_INSTRUCTION_
Every line below must be reproduced exactly. Copy them all.

(Records that describe figures)

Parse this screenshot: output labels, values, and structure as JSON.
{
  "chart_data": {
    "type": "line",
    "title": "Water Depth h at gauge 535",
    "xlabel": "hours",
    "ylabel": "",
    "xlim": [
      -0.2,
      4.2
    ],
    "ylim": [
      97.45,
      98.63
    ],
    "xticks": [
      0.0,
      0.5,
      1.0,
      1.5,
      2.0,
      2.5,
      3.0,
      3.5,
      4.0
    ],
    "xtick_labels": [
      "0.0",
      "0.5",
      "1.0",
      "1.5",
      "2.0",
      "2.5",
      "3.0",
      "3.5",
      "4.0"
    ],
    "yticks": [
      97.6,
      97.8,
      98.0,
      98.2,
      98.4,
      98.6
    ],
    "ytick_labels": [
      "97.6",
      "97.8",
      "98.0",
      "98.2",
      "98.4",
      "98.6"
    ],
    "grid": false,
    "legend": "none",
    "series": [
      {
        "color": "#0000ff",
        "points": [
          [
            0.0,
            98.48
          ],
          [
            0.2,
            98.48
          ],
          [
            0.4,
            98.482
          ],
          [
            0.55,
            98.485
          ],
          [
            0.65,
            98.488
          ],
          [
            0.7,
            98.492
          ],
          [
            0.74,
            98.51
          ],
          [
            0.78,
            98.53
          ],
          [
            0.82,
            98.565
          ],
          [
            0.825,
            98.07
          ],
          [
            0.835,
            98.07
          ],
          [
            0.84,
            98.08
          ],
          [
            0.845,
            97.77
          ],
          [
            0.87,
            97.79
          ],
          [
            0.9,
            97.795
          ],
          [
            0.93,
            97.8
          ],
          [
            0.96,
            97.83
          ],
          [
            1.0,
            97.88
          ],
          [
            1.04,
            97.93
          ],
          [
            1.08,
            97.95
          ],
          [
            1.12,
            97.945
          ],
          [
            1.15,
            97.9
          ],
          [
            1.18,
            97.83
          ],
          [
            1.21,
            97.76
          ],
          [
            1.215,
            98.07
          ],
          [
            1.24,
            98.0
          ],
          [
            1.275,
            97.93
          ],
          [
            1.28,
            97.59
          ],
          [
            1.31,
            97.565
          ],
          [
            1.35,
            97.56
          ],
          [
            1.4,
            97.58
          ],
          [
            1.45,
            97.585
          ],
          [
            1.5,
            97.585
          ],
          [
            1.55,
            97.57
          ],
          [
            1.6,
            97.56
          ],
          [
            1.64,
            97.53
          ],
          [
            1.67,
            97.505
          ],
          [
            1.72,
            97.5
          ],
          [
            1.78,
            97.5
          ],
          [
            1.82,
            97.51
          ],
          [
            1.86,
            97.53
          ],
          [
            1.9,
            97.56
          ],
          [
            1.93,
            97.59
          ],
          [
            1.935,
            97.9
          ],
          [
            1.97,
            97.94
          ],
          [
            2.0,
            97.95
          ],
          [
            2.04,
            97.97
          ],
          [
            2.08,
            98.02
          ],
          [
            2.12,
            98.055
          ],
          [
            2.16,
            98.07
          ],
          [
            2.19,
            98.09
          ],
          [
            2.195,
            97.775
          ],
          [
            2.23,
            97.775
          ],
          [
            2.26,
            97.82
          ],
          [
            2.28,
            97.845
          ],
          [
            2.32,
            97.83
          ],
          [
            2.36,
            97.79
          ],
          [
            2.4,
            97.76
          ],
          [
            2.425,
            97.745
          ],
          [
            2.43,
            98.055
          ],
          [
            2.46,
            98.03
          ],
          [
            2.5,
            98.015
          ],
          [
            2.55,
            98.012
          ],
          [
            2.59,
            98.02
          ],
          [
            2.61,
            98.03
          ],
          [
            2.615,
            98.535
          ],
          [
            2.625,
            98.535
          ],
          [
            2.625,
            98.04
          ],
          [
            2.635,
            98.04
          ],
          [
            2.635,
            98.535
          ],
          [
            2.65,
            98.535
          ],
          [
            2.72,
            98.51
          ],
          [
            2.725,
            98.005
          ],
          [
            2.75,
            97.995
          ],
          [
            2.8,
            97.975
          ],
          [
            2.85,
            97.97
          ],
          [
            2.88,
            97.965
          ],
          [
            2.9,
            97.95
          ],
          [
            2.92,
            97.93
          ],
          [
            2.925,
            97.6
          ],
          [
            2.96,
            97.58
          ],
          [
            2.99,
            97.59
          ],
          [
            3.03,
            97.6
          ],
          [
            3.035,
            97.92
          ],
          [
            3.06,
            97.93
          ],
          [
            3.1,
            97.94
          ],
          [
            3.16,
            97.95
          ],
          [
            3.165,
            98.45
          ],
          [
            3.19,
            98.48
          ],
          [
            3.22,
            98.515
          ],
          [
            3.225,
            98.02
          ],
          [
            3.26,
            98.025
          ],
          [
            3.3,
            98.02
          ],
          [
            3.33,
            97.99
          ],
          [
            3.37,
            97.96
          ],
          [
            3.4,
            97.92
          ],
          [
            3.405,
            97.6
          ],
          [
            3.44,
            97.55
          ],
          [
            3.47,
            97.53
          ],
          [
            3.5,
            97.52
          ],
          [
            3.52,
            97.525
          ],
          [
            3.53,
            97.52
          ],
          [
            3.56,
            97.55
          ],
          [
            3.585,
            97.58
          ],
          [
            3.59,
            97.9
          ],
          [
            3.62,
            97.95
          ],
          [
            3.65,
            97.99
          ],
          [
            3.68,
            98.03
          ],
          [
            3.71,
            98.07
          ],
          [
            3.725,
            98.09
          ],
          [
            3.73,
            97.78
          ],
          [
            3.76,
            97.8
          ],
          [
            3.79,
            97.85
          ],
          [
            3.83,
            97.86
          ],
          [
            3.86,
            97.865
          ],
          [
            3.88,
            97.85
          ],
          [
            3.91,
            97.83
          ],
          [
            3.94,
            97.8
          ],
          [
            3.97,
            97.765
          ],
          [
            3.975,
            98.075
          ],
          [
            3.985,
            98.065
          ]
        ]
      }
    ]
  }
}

_ANSWER TO THE EXERCISE_
Parse this screenshot: output labels, values, and structure as JSON.
{
  "chart_data": {
    "type": "line",
    "title": "Water Depth h at gauge 535",
    "xlabel": "hours",
    "ylabel": "",
    "xlim": [
      -0.2,
      4.2
    ],
    "ylim": [
      97.45,
      98.63
    ],
    "xticks": [
      0.0,
      0.5,
      1.0,
      1.5,
      2.0,
      2.5,
      3.0,
      3.5,
      4.0
    ],
    "xtick_labels": [
      "0.0",
      "0.5",
      "1.0",
      "1.5",
      "2.0",
      "2.5",
      "3.0",
      "3.5",
      "4.0"
    ],
    "yticks": [
      97.6,
      97.8,
      98.0,
      98.2,
      98.4,
      98.6
    ],
    "ytick_labels": [
      "97.6",
      "97.8",
      "98.0",
      "98.2",
      "98.4",
      "98.6"
    ],
    "grid": false,
    "legend": "none",
    "series": [
      {
        "color": "#0000ff",
        "points": [
          [
            0.0,
            98.48
          ],
          [
            0.2,
            98.48
          ],
          [
            0.4,
            98.482
          ],
          [
            0.55,
            98.485
          ],
          [
            0.65,
            98.488
          ],
          [
            0.7,
            98.492
          ],
          [
            0.74,
            98.51
          ],
          [
            0.78,
            98.53
          ],
          [
            0.82,
            98.565
          ],
          [
            0.825,
            98.07
          ],
          [
            0.835,
            98.07
          ],
          [
            0.84,
            98.08
          ],
          [
            0.845,
            97.77
          ],
          [
            0.87,
            97.79
          ],
          [
            0.9,
            97.795
          ],
          [
            0.93,
            97.8
          ],
          [
            0.96,
            97.83
          ],
          [
            1.0,
            97.88
          ],
          [
            1.04,
            97.93
          ],
          [
            1.08,
            97.95
          ],
          [
            1.12,
            97.945
          ],
          [
            1.15,
            97.9
          ],
          [
            1.18,
            97.83
          ],
          [
            1.21,
            97.76
          ],
          [
            1.215,
            98.07
          ],
          [
            1.24,
            98.0
          ],
          [
            1.275,
            97.93
          ],
          [
            1.28,
            97.59
          ],
          [
            1.31,
            97.565
          ],
          [
            1.35,
            97.56
          ],
          [
            1.4,
            97.58
          ],
          [
            1.45,
            97.585
          ],
          [
            1.5,
            97.585
          ],
          [
            1.55,
            97.57
          ],
          [
            1.6,
            97.56
          ],
          [
            1.64,
            97.53
          ],
          [
            1.67,
            97.505
          ],
          [
            1.72,
            97.5
          ],
          [
            1.78,
            97.5
          ],
          [
            1.82,
            97.51
          ],
          [
            1.86,
            97.53
          ],
          [
            1.9,
            97.56
          ],
          [
            1.93,
            97.59
          ],
          [
            1.935,
            97.9
          ],
          [
            1.97,
            97.94
          ],
          [
            2.0,
            97.95
          ],
          [
            2.04,
            97.97
          ],
          [
            2.08,
            98.02
          ],
          [
            2.12,
            98.055
          ],
          [
            2.16,
            98.07
          ],
          [
            2.19,
            98.09
          ],
          [
            2.195,
            97.775
          ],
          [
            2.23,
            97.775
          ],
          [
            2.26,
            97.82
          ],
          [
            2.28,
            97.845
          ],
          [
            2.32,
            97.83
          ],
          [
            2.36,
            97.79
          ],
          [
            2.4,
            97.76
          ],
          [
            2.425,
            97.745
          ],
          [
            2.43,
            98.055
          ],
          [
            2.46,
            98.03
          ],
          [
            2.5,
            98.015
          ],
          [
            2.55,
            98.012
          ],
          [
            2.59,
            98.02
          ],
          [
            2.61,
            98.03
          ],
          [
            2.615,
            98.535
          ],
          [
            2.625,
            98.535
          ],
          [
            2.625,
            98.04
          ],
          [
            2.635,
            98.04
          ],
          [
            2.635,
            98.535
          ],
          [
            2.65,
            98.535
          ],
          [
            2.72,
            98.51
          ],
          [
            2.725,
            98.005
          ],
          [
            2.75,
            97.995
          ],
          [
            2.8,
            97.975
          ],
          [
            2.85,
            97.97
          ],
          [
            2.88,
            97.965
          ],
          [
            2.9,
            97.95
          ],
          [
            2.92,
            97.93
          ],
          [
            2.925,
            97.6
          ],
          [
            2.96,
            97.58
          ],
          [
            2.99,
            97.59
          ],
          [
            3.03,
            97.6
          ],
          [
            3.035,
            97.92
          ],
          [
            3.06,
            97.93
          ],
          [
            3.1,
            97.94
          ],
          [
            3.16,
            97.95
          ],
          [
            3.165,
            98.45
          ],
          [
            3.19,
            98.48
          ],
          [
            3.22,
            98.515
          ],
          [
            3.225,
            98.02
          ],
          [
            3.26,
            98.025
          ],
          [
            3.3,
            98.02
          ],
          [
            3.33,
            97.99
          ],
          [
            3.37,
            97.96
          ],
          [
            3.4,
            97.92
          ],
          [
            3.405,
            97.6
          ],
          [
            3.44,
            97.55
          ],
          [
            3.47,
            97.53
          ],
          [
            3.5,
            97.52
          ],
          [
            3.52,
            97.525
          ],
          [
            3.53,
            97.52
          ],
          [
            3.56,
            97.55
          ],
          [
            3.585,
            97.58
          ],
          [
            3.59,
            97.9
          ],
          [
            3.62,
            97.95
          ],
          [
            3.65,
            97.99
          ],
          [
            3.68,
            98.03
          ],
          [
            3.71,
            98.07
          ],
          [
            3.725,
            98.09
          ],
          [
            3.73,
            97.78
          ],
          [
            3.76,
            97.8
          ],
          [
            3.79,
            97.85
          ],
          [
            3.83,
            97.86
          ],
          [
            3.86,
            97.865
          ],
          [
            3.88,
            97.85
          ],
          [
            3.91,
            97.83
          ],
          [
            3.94,
            97.8
          ],
          [
            3.97,
            97.765
          ],
          [
            3.975,
            98.075
          ],
          [
            3.985,
            98.065
          ]
        ]
      }
    ]
  }
}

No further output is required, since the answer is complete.